**What the task asks**
Repeat each record exactly as written, and drop any images.
========================================
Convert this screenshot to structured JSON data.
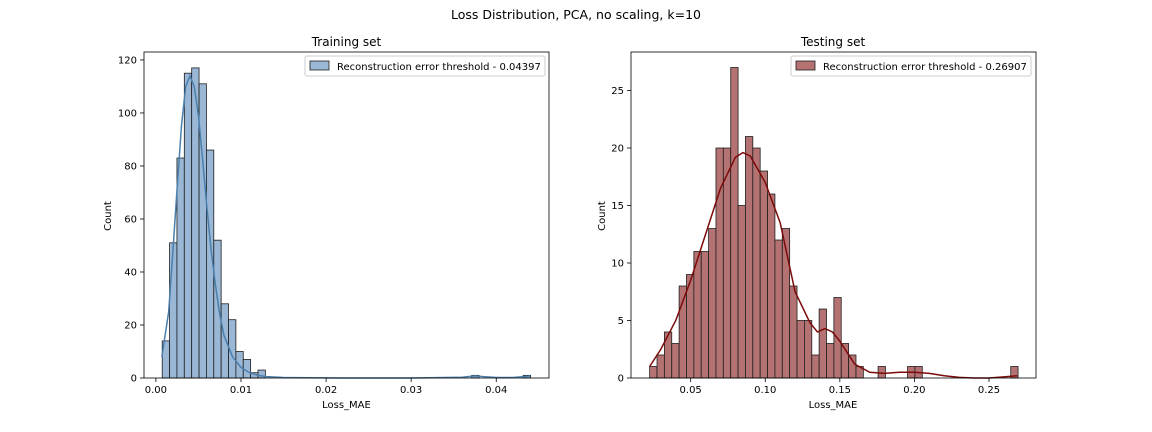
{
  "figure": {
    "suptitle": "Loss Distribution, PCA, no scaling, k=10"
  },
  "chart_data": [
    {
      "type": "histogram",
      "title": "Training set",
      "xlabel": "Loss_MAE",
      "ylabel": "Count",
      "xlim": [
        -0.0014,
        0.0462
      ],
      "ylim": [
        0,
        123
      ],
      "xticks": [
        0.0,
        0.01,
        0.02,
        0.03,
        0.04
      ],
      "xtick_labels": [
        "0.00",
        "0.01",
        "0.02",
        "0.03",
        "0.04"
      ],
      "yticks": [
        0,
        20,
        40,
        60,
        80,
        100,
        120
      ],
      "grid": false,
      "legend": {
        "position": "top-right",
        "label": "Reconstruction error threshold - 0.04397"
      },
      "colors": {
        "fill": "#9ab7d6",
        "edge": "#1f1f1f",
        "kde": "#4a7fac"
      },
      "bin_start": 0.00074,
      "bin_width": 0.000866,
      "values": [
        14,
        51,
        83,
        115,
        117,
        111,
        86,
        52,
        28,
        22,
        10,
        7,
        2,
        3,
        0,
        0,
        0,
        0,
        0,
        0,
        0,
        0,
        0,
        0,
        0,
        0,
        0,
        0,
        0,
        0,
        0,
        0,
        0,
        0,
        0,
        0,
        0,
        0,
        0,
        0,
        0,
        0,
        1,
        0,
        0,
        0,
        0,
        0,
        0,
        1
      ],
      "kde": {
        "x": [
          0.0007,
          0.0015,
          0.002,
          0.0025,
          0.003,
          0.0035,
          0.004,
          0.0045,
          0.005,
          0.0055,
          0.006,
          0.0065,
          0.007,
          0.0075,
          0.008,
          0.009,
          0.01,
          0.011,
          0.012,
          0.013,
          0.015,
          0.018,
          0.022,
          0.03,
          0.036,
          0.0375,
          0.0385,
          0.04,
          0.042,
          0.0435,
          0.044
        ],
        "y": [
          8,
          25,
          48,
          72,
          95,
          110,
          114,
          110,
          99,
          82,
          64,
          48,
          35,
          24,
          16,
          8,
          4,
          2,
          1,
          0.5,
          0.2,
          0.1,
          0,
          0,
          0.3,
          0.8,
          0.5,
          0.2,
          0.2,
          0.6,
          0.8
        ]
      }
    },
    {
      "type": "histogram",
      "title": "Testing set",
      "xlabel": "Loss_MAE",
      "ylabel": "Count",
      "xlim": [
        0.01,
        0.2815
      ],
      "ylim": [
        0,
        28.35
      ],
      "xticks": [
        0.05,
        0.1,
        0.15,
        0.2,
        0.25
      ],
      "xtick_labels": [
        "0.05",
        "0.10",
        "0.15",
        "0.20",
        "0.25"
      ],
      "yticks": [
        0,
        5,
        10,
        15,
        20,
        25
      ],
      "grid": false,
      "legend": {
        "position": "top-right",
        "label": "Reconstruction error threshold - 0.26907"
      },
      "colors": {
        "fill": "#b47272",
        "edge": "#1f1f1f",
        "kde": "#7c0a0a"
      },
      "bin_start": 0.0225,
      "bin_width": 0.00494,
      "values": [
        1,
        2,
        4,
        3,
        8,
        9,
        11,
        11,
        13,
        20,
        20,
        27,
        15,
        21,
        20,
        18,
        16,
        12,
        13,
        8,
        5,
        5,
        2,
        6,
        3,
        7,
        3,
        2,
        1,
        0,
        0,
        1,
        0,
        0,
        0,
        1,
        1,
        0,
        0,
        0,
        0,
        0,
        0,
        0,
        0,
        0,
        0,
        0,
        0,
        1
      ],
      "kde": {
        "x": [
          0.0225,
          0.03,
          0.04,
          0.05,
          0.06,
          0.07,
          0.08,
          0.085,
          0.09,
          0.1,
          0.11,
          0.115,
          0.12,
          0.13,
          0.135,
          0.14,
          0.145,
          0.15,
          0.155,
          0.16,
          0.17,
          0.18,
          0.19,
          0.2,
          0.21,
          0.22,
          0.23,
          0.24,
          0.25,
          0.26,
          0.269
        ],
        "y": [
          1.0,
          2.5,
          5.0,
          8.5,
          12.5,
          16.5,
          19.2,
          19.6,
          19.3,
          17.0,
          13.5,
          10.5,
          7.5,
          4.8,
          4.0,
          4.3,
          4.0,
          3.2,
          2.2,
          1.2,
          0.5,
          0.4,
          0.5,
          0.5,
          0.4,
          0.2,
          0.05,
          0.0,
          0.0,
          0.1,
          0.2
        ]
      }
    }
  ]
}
========================================
**Result for this exercise**
Convert this screenshot to structured JSON data.
{
  "figure": {
    "suptitle": "Loss Distribution, PCA, no scaling, k=10"
  },
  "chart_data": [
    {
      "type": "histogram",
      "title": "Training set",
      "xlabel": "Loss_MAE",
      "ylabel": "Count",
      "xlim": [
        -0.0014,
        0.0462
      ],
      "ylim": [
        0,
        123
      ],
      "xticks": [
        0.0,
        0.01,
        0.02,
        0.03,
        0.04
      ],
      "xtick_labels": [
        "0.00",
        "0.01",
        "0.02",
        "0.03",
        "0.04"
      ],
      "yticks": [
        0,
        20,
        40,
        60,
        80,
        100,
        120
      ],
      "grid": false,
      "legend": {
        "position": "top-right",
        "label": "Reconstruction error threshold - 0.04397"
      },
      "colors": {
        "fill": "#9ab7d6",
        "edge": "#1f1f1f",
        "kde": "#4a7fac"
      },
      "bin_start": 0.00074,
      "bin_width": 0.000866,
      "values": [
        14,
        51,
        83,
        115,
        117,
        111,
        86,
        52,
        28,
        22,
        10,
        7,
        2,
        3,
        0,
        0,
        0,
        0,
        0,
        0,
        0,
        0,
        0,
        0,
        0,
        0,
        0,
        0,
        0,
        0,
        0,
        0,
        0,
        0,
        0,
        0,
        0,
        0,
        0,
        0,
        0,
        0,
        1,
        0,
        0,
        0,
        0,
        0,
        0,
        1
      ],
      "kde": {
        "x": [
          0.0007,
          0.0015,
          0.002,
          0.0025,
          0.003,
          0.0035,
          0.004,
          0.0045,
          0.005,
          0.0055,
          0.006,
          0.0065,
          0.007,
          0.0075,
          0.008,
          0.009,
          0.01,
          0.011,
          0.012,
          0.013,
          0.015,
          0.018,
          0.022,
          0.03,
          0.036,
          0.0375,
          0.0385,
          0.04,
          0.042,
          0.0435,
          0.044
        ],
        "y": [
          8,
          25,
          48,
          72,
          95,
          110,
          114,
          110,
          99,
          82,
          64,
          48,
          35,
          24,
          16,
          8,
          4,
          2,
          1,
          0.5,
          0.2,
          0.1,
          0,
          0,
          0.3,
          0.8,
          0.5,
          0.2,
          0.2,
          0.6,
          0.8
        ]
      }
    },
    {
      "type": "histogram",
      "title": "Testing set",
      "xlabel": "Loss_MAE",
      "ylabel": "Count",
      "xlim": [
        0.01,
        0.2815
      ],
      "ylim": [
        0,
        28.35
      ],
      "xticks": [
        0.05,
        0.1,
        0.15,
        0.2,
        0.25
      ],
      "xtick_labels": [
        "0.05",
        "0.10",
        "0.15",
        "0.20",
        "0.25"
      ],
      "yticks": [
        0,
        5,
        10,
        15,
        20,
        25
      ],
      "grid": false,
      "legend": {
        "position": "top-right",
        "label": "Reconstruction error threshold - 0.26907"
      },
      "colors": {
        "fill": "#b47272",
        "edge": "#1f1f1f",
        "kde": "#7c0a0a"
      },
      "bin_start": 0.0225,
      "bin_width": 0.00494,
      "values": [
        1,
        2,
        4,
        3,
        8,
        9,
        11,
        11,
        13,
        20,
        20,
        27,
        15,
        21,
        20,
        18,
        16,
        12,
        13,
        8,
        5,
        5,
        2,
        6,
        3,
        7,
        3,
        2,
        1,
        0,
        0,
        1,
        0,
        0,
        0,
        1,
        1,
        0,
        0,
        0,
        0,
        0,
        0,
        0,
        0,
        0,
        0,
        0,
        0,
        1
      ],
      "kde": {
        "x": [
          0.0225,
          0.03,
          0.04,
          0.05,
          0.06,
          0.07,
          0.08,
          0.085,
          0.09,
          0.1,
          0.11,
          0.115,
          0.12,
          0.13,
          0.135,
          0.14,
          0.145,
          0.15,
          0.155,
          0.16,
          0.17,
          0.18,
          0.19,
          0.2,
          0.21,
          0.22,
          0.23,
          0.24,
          0.25,
          0.26,
          0.269
        ],
        "y": [
          1.0,
          2.5,
          5.0,
          8.5,
          12.5,
          16.5,
          19.2,
          19.6,
          19.3,
          17.0,
          13.5,
          10.5,
          7.5,
          4.8,
          4.0,
          4.3,
          4.0,
          3.2,
          2.2,
          1.2,
          0.5,
          0.4,
          0.5,
          0.5,
          0.4,
          0.2,
          0.05,
          0.0,
          0.0,
          0.1,
          0.2
        ]
      }
    }
  ]
}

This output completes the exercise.